### SET TASK
Check every line of the material below for the string "overline", and return the ones that have it.

### Data items
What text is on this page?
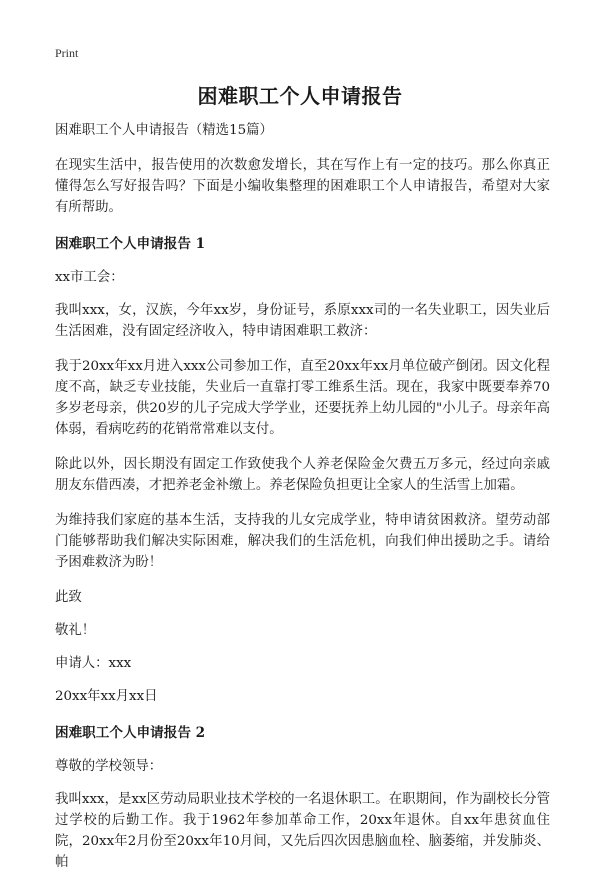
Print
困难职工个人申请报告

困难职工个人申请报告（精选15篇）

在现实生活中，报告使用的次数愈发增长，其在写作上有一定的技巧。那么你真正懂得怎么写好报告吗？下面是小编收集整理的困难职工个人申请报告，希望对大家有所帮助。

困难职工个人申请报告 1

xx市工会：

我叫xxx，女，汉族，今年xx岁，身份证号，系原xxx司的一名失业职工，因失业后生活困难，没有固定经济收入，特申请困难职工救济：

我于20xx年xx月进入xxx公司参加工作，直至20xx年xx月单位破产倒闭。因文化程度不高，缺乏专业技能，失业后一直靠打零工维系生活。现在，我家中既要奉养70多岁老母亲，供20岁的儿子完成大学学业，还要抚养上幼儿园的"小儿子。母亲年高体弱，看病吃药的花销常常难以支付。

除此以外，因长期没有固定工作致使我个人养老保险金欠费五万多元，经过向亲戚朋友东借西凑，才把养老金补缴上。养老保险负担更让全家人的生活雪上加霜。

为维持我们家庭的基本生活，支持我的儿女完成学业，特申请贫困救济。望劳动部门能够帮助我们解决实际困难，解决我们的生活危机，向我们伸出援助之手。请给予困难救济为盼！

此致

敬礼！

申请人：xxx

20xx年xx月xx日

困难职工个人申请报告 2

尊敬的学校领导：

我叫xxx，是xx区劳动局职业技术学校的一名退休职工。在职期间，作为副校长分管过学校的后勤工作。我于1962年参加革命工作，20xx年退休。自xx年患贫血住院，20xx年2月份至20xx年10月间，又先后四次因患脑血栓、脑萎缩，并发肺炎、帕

...

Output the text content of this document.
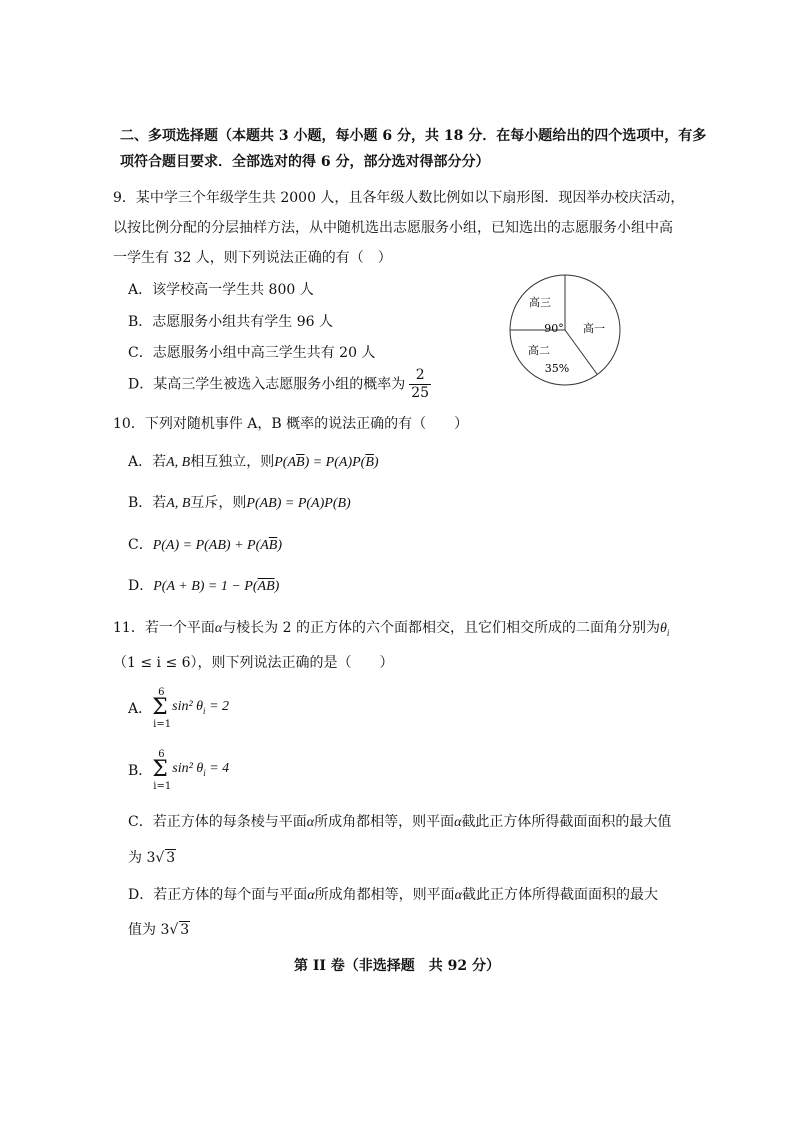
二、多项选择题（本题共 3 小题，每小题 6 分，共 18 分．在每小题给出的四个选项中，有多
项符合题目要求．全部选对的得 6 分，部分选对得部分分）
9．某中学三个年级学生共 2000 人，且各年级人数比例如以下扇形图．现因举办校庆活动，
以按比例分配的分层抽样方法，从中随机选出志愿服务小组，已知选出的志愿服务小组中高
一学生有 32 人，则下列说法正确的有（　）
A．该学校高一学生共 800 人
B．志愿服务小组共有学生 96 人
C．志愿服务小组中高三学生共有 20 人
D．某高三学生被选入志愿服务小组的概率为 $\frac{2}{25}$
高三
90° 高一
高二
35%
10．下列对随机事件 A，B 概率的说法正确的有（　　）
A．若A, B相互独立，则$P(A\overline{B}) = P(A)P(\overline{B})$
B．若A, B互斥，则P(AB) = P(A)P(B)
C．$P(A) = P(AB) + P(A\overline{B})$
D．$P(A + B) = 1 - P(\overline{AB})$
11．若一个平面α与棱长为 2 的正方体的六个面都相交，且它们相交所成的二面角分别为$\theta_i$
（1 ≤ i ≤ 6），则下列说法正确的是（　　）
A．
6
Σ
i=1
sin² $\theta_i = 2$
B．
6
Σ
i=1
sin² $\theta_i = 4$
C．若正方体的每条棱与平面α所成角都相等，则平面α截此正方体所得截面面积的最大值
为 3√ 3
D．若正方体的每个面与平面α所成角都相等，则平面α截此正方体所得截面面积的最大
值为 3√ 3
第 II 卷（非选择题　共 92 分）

### THE RESPONSE
A．若A, B相互独立，则$P(A\overline{B}) = P(A)P(\overline{B})$
C．$P(A) = P(AB) + P(A\overline{B})$
D．$P(A + B) = 1 - P(\overline{AB})$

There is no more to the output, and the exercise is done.